Dataset items
_ _ _ _ _

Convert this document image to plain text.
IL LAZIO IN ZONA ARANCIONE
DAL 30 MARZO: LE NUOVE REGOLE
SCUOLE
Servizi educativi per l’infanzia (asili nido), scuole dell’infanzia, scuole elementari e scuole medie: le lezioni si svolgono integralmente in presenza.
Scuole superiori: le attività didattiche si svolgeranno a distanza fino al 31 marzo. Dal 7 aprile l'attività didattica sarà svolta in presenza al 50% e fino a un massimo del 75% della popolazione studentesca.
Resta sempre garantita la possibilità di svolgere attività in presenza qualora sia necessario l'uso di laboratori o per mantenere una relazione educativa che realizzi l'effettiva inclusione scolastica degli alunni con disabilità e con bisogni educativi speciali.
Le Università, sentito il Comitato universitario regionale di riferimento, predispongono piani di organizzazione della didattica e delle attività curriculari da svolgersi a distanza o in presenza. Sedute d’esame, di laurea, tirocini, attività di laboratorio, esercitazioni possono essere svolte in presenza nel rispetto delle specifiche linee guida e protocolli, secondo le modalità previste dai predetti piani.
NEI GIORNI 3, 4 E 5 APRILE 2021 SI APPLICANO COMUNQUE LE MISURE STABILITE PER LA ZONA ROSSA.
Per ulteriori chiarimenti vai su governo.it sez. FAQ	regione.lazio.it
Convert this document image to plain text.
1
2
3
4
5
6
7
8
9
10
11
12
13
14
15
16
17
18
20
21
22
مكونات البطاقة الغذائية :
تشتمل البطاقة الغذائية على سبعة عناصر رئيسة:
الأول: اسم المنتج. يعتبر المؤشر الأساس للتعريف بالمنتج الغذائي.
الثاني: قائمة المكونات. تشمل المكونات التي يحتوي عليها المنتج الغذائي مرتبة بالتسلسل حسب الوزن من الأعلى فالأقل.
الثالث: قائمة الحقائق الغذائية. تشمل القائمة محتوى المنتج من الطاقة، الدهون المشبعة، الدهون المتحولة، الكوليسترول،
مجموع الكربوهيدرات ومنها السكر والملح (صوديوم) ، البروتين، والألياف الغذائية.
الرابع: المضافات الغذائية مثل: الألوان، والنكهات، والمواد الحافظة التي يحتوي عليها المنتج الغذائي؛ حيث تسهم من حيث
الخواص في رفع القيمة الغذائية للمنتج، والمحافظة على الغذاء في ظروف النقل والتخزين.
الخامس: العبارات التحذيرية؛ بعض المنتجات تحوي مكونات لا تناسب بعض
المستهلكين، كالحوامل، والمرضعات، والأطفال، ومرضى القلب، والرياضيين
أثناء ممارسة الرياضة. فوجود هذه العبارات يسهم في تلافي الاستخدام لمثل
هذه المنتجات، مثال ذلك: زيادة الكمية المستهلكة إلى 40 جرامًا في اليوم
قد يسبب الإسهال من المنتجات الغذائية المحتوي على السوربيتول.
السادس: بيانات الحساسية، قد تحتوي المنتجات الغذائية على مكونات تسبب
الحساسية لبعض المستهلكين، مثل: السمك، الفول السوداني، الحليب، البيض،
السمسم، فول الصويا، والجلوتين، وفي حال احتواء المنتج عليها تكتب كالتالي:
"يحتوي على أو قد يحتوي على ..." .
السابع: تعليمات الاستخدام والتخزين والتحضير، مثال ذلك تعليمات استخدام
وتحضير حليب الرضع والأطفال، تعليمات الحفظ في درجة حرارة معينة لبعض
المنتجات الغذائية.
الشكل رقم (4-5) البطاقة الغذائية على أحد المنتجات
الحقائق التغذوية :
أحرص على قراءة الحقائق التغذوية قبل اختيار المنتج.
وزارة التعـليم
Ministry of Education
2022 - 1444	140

_ _ _ _ _

GIVEN REQUEST: Go through the material line by line. Show each line that contains the string "تشمل".

CORRECT RESULT:
الثاني: قائمة المكونات. تشمل المكونات التي يحتوي عليها المنتج الغذائي مرتبة بالتسلسل حسب الوزن من الأعلى فالأقل.
الثالث: قائمة الحقائق الغذائية. تشمل القائمة محتوى المنتج من الطاقة، الدهون المشبعة، الدهون المتحولة، الكوليسترول،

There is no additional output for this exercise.